Figure contents as structured data:
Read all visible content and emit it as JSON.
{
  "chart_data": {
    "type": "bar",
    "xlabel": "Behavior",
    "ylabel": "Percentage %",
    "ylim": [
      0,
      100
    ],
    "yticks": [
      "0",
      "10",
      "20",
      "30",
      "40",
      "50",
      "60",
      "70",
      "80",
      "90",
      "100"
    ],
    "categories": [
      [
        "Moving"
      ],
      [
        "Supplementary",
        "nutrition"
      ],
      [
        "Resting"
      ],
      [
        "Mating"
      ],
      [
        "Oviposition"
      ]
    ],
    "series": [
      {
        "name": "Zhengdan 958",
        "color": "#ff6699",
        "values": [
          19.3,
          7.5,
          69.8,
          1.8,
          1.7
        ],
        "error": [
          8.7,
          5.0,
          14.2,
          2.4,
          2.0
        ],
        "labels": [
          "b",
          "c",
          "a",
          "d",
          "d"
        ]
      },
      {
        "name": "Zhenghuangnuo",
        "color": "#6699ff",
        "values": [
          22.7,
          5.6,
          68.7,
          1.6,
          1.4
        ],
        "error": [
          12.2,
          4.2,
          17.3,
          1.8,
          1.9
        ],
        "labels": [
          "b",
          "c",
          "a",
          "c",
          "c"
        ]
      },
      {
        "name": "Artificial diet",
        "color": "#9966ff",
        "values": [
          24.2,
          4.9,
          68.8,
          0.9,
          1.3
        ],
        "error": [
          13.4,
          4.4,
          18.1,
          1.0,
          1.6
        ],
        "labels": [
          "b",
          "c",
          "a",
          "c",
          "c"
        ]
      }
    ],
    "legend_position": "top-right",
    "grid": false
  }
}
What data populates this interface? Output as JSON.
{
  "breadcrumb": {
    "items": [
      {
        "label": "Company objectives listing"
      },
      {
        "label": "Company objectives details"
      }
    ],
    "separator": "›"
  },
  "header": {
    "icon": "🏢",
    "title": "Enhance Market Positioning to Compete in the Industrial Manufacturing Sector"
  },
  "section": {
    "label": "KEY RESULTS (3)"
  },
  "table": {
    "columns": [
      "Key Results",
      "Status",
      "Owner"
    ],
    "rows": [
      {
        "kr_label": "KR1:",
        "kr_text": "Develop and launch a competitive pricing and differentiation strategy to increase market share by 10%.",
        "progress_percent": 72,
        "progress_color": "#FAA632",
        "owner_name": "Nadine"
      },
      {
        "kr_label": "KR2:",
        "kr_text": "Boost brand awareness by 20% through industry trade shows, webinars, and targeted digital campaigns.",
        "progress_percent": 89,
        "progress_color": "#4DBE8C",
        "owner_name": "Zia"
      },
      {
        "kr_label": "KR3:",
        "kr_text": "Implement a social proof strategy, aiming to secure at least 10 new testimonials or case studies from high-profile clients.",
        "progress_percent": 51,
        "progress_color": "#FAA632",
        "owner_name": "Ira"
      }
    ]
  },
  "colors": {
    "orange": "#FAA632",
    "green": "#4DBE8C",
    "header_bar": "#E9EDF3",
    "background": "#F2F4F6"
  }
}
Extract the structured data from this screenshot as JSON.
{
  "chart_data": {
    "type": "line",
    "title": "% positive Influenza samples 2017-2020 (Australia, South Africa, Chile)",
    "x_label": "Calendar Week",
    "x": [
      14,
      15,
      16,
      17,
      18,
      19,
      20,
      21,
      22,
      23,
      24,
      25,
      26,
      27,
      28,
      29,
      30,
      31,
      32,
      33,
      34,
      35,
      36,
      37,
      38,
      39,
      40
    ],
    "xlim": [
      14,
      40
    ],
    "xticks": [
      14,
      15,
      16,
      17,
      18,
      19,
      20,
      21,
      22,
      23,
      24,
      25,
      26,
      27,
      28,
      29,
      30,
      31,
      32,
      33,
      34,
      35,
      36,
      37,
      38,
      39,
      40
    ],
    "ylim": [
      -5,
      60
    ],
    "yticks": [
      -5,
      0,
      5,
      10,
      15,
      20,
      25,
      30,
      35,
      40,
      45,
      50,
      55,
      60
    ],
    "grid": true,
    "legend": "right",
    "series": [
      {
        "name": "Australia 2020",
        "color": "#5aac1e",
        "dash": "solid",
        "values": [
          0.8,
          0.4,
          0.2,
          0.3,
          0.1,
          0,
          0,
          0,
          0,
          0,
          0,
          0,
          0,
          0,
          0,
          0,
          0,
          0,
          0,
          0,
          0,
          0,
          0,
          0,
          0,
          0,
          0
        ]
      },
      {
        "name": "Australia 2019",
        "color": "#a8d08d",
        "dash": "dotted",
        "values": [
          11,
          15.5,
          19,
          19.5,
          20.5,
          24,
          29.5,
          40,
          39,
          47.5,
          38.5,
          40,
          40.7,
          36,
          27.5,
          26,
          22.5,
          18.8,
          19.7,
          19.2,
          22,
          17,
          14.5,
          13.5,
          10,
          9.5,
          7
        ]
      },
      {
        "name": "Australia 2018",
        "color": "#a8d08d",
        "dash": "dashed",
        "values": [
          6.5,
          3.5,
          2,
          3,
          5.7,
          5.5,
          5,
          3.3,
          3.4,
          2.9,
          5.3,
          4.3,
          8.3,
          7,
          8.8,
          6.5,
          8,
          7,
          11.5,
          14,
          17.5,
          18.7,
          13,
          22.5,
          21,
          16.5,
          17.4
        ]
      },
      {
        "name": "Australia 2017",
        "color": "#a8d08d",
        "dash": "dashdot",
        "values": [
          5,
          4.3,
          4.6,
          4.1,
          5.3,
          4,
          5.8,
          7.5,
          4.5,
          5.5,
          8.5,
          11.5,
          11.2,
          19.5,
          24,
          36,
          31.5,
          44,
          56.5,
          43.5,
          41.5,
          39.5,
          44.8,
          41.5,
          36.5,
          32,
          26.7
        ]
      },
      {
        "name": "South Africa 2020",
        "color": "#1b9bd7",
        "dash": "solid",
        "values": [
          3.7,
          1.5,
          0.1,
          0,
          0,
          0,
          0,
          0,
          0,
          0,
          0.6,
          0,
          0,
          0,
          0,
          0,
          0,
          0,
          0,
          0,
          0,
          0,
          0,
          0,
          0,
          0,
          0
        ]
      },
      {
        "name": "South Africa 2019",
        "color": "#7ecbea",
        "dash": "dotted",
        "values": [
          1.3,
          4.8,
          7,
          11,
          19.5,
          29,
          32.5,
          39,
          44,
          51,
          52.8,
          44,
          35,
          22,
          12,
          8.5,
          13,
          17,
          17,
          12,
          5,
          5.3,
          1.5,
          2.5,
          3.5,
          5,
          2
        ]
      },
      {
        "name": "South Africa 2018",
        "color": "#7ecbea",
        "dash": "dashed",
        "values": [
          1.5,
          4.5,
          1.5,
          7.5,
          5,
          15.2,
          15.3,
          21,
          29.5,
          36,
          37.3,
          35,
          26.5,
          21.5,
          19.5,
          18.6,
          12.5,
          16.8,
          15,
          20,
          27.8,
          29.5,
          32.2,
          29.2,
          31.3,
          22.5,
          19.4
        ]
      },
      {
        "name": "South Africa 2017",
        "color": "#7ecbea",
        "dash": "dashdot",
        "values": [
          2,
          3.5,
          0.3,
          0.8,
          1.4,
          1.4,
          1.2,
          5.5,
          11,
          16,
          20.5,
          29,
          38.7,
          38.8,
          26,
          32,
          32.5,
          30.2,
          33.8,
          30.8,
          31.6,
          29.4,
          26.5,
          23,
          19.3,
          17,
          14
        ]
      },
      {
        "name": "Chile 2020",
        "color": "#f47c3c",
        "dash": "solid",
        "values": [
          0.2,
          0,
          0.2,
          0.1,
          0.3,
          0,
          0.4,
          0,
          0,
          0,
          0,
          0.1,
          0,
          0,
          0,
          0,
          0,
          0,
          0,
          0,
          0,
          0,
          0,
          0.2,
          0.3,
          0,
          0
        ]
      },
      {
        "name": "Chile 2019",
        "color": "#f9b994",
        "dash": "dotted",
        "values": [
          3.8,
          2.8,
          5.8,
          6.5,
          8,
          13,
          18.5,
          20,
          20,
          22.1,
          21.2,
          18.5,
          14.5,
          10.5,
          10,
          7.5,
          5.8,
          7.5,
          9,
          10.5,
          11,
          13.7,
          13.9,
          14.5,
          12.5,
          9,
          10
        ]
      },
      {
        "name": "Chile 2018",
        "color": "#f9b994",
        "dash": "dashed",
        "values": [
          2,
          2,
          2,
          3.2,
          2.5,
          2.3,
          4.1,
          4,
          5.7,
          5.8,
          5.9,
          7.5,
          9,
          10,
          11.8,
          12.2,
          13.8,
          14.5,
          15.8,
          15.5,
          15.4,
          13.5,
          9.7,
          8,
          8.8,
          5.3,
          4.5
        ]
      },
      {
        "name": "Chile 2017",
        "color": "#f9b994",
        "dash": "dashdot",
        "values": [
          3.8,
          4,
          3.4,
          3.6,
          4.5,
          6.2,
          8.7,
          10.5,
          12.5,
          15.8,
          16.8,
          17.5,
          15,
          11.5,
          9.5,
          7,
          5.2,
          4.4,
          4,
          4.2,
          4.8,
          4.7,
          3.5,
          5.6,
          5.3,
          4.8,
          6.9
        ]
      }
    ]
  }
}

■ Directions ■
Only the number is wanted: how many lines of the material above include the word "Africa"?

■ The completed task ■
5